YOUR INSTRUCTIONS: Write out the entries below once more, exactly.

======== DATASET RECORDS ========

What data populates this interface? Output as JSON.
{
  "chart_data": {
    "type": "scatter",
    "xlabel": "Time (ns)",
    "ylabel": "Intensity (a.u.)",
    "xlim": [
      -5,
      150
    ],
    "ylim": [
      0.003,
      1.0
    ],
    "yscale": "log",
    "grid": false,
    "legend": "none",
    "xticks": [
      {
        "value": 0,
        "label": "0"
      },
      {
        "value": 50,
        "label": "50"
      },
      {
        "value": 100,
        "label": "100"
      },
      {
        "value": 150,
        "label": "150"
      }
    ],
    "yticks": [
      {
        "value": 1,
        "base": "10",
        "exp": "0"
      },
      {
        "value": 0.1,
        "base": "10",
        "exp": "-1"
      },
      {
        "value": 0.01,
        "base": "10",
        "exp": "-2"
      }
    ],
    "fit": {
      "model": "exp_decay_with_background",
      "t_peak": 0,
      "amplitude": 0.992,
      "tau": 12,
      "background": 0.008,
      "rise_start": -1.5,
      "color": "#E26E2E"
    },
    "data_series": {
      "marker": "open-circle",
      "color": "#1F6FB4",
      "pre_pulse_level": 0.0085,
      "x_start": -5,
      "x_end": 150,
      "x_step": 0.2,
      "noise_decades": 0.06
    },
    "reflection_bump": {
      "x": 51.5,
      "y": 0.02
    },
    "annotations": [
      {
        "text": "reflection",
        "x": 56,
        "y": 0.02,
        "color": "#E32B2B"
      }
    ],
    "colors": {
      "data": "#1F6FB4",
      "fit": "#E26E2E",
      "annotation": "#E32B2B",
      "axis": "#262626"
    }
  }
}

========

THE ANSWER:
What data populates this interface? Output as JSON.
{
  "chart_data": {
    "type": "scatter",
    "xlabel": "Time (ns)",
    "ylabel": "Intensity (a.u.)",
    "xlim": [
      -5,
      150
    ],
    "ylim": [
      0.003,
      1.0
    ],
    "yscale": "log",
    "grid": false,
    "legend": "none",
    "xticks": [
      {
        "value": 0,
        "label": "0"
      },
      {
        "value": 50,
        "label": "50"
      },
      {
        "value": 100,
        "label": "100"
      },
      {
        "value": 150,
        "label": "150"
      }
    ],
    "yticks": [
      {
        "value": 1,
        "base": "10",
        "exp": "0"
      },
      {
        "value": 0.1,
        "base": "10",
        "exp": "-1"
      },
      {
        "value": 0.01,
        "base": "10",
        "exp": "-2"
      }
    ],
    "fit": {
      "model": "exp_decay_with_background",
      "t_peak": 0,
      "amplitude": 0.992,
      "tau": 12,
      "background": 0.008,
      "rise_start": -1.5,
      "color": "#E26E2E"
    },
    "data_series": {
      "marker": "open-circle",
      "color": "#1F6FB4",
      "pre_pulse_level": 0.0085,
      "x_start": -5,
      "x_end": 150,
      "x_step": 0.2,
      "noise_decades": 0.06
    },
    "reflection_bump": {
      "x": 51.5,
      "y": 0.02
    },
    "annotations": [
      {
        "text": "reflection",
        "x": 56,
        "y": 0.02,
        "color": "#E32B2B"
      }
    ],
    "colors": {
      "data": "#1F6FB4",
      "fit": "#E26E2E",
      "annotation": "#E32B2B",
      "axis": "#262626"
    }
  }
}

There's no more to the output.